TASK: Check every line below for the word "color" and copy each one that has it.

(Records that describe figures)
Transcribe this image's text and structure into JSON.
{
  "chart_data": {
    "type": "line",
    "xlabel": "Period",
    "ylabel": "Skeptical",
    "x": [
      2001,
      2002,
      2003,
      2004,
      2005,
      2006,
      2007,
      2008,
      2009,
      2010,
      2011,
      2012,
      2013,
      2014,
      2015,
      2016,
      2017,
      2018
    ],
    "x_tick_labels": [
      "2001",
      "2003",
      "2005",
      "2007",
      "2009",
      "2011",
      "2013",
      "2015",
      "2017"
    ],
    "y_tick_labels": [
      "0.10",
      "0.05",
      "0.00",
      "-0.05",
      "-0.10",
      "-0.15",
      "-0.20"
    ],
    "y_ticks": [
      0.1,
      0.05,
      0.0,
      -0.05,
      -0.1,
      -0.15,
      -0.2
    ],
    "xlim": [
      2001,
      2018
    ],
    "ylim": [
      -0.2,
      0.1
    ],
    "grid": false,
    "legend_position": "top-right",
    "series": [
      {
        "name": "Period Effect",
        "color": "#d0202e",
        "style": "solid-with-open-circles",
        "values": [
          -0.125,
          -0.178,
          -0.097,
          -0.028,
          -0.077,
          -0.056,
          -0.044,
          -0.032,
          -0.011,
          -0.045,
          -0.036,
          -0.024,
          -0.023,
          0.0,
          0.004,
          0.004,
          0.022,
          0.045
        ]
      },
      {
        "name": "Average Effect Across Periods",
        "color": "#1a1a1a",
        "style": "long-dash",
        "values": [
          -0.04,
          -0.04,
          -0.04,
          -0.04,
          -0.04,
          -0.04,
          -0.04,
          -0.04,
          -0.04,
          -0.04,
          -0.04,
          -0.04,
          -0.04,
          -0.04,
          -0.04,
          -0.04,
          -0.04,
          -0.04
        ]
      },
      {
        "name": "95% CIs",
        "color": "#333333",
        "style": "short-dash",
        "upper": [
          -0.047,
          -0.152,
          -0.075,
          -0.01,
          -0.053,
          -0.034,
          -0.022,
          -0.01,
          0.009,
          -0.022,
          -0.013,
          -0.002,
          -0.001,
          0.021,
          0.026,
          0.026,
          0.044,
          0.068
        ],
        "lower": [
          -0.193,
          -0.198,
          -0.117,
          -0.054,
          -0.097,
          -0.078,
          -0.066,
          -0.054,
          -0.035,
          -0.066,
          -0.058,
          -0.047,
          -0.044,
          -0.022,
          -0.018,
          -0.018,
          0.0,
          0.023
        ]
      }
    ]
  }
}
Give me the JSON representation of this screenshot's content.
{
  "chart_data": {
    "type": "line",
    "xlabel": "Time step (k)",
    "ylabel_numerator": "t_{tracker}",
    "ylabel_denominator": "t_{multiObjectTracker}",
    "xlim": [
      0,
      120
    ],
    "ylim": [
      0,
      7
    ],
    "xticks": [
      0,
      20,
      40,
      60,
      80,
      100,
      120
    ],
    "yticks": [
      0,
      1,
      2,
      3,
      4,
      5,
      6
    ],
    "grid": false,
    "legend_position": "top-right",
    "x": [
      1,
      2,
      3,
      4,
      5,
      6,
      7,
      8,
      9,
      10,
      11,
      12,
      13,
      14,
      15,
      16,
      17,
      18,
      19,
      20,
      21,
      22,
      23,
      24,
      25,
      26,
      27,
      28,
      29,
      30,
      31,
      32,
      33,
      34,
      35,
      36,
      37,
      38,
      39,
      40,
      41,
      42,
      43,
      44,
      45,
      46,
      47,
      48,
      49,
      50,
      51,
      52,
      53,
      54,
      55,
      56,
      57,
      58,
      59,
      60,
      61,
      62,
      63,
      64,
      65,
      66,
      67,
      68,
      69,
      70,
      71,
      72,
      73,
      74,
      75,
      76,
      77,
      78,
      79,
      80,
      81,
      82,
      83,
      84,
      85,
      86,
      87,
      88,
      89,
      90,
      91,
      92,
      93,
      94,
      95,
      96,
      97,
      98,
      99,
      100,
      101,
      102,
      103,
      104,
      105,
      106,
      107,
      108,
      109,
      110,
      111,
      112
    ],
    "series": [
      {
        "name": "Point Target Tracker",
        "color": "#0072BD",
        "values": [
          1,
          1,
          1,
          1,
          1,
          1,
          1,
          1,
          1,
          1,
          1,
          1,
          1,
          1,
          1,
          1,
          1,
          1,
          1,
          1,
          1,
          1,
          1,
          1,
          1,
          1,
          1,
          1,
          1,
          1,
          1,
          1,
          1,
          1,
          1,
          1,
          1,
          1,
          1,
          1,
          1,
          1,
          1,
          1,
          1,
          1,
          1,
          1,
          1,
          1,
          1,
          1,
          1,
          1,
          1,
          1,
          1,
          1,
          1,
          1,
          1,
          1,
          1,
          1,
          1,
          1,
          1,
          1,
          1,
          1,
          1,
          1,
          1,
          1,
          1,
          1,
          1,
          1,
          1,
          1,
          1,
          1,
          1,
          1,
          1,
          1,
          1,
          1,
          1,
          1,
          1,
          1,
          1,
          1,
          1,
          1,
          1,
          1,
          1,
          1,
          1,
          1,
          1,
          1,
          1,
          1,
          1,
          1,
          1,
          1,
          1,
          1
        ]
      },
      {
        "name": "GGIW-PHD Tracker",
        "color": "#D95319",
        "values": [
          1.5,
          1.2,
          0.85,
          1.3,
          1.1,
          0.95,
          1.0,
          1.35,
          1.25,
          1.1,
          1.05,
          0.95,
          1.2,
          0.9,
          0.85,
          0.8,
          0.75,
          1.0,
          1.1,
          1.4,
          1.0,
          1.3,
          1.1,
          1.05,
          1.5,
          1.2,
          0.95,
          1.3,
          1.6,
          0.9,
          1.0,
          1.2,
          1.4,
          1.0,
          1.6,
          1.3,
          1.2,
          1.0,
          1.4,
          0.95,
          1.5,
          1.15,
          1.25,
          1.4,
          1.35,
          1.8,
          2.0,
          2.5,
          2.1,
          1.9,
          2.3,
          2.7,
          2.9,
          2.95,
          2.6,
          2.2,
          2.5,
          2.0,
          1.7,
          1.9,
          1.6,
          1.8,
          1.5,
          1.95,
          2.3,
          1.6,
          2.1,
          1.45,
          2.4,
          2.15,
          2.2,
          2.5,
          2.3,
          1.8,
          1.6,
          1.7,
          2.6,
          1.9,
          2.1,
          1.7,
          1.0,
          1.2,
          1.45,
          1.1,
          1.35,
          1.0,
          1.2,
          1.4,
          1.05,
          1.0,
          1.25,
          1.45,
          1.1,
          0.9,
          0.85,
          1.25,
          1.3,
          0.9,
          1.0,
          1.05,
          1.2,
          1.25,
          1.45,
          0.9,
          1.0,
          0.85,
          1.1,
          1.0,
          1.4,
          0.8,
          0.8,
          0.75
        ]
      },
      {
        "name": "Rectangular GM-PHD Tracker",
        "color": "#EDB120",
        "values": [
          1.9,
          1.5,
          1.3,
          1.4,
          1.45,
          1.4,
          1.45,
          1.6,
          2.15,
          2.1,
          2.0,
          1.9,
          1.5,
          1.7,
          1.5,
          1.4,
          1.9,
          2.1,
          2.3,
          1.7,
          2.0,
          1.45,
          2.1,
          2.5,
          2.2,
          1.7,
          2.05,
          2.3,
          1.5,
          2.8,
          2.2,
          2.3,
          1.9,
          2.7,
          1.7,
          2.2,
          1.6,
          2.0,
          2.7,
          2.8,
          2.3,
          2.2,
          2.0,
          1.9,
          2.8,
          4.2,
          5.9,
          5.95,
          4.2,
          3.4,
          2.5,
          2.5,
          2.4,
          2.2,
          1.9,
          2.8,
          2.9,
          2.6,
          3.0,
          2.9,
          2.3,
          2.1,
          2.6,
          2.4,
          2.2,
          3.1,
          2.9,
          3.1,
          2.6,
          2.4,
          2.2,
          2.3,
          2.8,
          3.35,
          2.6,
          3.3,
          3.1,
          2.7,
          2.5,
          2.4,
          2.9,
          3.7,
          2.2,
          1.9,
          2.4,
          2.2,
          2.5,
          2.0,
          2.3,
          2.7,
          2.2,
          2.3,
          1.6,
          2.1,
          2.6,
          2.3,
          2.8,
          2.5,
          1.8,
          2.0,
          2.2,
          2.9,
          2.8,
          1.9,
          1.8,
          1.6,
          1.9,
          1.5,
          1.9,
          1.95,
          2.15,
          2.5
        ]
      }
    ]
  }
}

TASK RESULT:
        "color": "#d0202e",
        "color": "#1a1a1a",
        "color": "#333333",
        "color": "#0072BD",
        "color": "#D95319",
        "color": "#EDB120",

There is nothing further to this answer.